— Schriftelijke opdracht —
Geef alle regels van de onderstaande items letterlijk weer en laat daarbij de afbeeldingen weg.

— Fragment uit dataset —
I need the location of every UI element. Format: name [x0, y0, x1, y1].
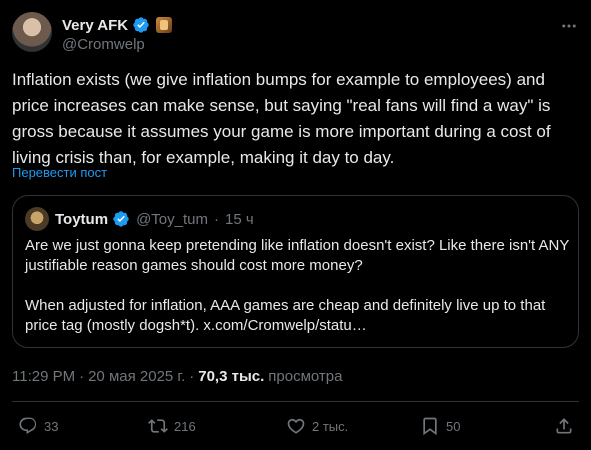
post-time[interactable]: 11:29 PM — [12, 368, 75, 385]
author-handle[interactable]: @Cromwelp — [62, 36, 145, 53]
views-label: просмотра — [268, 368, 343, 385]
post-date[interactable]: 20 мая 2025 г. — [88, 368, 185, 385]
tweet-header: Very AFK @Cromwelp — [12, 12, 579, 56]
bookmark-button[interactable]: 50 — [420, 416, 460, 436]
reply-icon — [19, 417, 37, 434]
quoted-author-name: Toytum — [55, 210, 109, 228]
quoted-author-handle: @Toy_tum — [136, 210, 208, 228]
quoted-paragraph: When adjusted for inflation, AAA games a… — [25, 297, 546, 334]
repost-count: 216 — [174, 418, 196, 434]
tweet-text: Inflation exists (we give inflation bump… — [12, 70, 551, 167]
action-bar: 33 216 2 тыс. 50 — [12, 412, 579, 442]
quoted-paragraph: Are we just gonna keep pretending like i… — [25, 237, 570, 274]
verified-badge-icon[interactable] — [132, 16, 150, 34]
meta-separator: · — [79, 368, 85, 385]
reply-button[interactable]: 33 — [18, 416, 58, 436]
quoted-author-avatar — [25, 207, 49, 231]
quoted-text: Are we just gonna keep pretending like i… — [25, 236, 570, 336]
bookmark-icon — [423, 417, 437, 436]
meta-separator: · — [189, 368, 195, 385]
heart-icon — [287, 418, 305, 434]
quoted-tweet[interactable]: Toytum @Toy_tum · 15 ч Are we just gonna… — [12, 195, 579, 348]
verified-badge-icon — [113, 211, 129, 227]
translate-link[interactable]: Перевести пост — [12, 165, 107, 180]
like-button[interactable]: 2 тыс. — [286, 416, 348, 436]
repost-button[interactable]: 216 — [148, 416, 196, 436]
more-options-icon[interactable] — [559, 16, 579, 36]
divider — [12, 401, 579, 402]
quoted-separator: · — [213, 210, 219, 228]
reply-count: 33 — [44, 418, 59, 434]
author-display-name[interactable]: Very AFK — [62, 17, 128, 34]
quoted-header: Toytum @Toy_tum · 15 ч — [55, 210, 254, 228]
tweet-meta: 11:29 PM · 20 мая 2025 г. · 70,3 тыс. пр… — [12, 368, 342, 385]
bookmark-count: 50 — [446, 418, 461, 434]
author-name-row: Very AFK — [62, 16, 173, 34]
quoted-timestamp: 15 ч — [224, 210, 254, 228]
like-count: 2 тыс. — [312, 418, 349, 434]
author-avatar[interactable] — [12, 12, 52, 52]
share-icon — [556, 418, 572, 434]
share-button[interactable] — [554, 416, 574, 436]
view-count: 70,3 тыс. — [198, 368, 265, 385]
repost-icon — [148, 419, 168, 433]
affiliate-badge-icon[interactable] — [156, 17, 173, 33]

— Verwachte uitvoer —
I need the location of every UI element. Format: name [x0, y0, x1, y1].
post-time[interactable]: 11:29 PM — [12, 368, 75, 385]
author-handle[interactable]: @Cromwelp — [62, 36, 145, 53]
views-label: просмотра — [268, 368, 343, 385]
post-date[interactable]: 20 мая 2025 г. — [88, 368, 185, 385]
tweet-header: Very AFK @Cromwelp — [12, 12, 579, 56]
bookmark-button[interactable]: 50 — [420, 416, 460, 436]
reply-icon — [19, 417, 37, 434]
quoted-author-name: Toytum — [55, 210, 109, 228]
quoted-author-handle: @Toy_tum — [136, 210, 208, 228]
quoted-paragraph: When adjusted for inflation, AAA games a… — [25, 297, 546, 334]
repost-count: 216 — [174, 418, 196, 434]
tweet-text: Inflation exists (we give inflation bump… — [12, 70, 551, 167]
action-bar: 33 216 2 тыс. 50 — [12, 412, 579, 442]
quoted-paragraph: Are we just gonna keep pretending like i… — [25, 237, 570, 274]
verified-badge-icon[interactable] — [132, 16, 150, 34]
meta-separator: · — [79, 368, 85, 385]
reply-button[interactable]: 33 — [18, 416, 58, 436]
quoted-author-avatar — [25, 207, 49, 231]
quoted-text: Are we just gonna keep pretending like i… — [25, 236, 570, 336]
bookmark-icon — [423, 417, 437, 436]
meta-separator: · — [189, 368, 195, 385]
heart-icon — [287, 418, 305, 434]
quoted-tweet[interactable]: Toytum @Toy_tum · 15 ч Are we just gonna… — [12, 195, 579, 348]
verified-badge-icon — [113, 211, 129, 227]
translate-link[interactable]: Перевести пост — [12, 165, 107, 180]
like-button[interactable]: 2 тыс. — [286, 416, 348, 436]
repost-button[interactable]: 216 — [148, 416, 196, 436]
more-options-icon[interactable] — [559, 16, 579, 36]
divider — [12, 401, 579, 402]
quoted-separator: · — [213, 210, 219, 228]
reply-count: 33 — [44, 418, 59, 434]
author-display-name[interactable]: Very AFK — [62, 17, 128, 34]
quoted-header: Toytum @Toy_tum · 15 ч — [55, 210, 254, 228]
tweet-meta: 11:29 PM · 20 мая 2025 г. · 70,3 тыс. пр… — [12, 368, 342, 385]
bookmark-count: 50 — [446, 418, 461, 434]
author-name-row: Very AFK — [62, 16, 173, 34]
quoted-timestamp: 15 ч — [224, 210, 254, 228]
like-count: 2 тыс. — [312, 418, 349, 434]
author-avatar[interactable] — [12, 12, 52, 52]
share-icon — [556, 418, 572, 434]
share-button[interactable] — [554, 416, 574, 436]
view-count: 70,3 тыс. — [198, 368, 265, 385]
repost-icon — [148, 419, 168, 433]
affiliate-badge-icon[interactable] — [156, 17, 173, 33]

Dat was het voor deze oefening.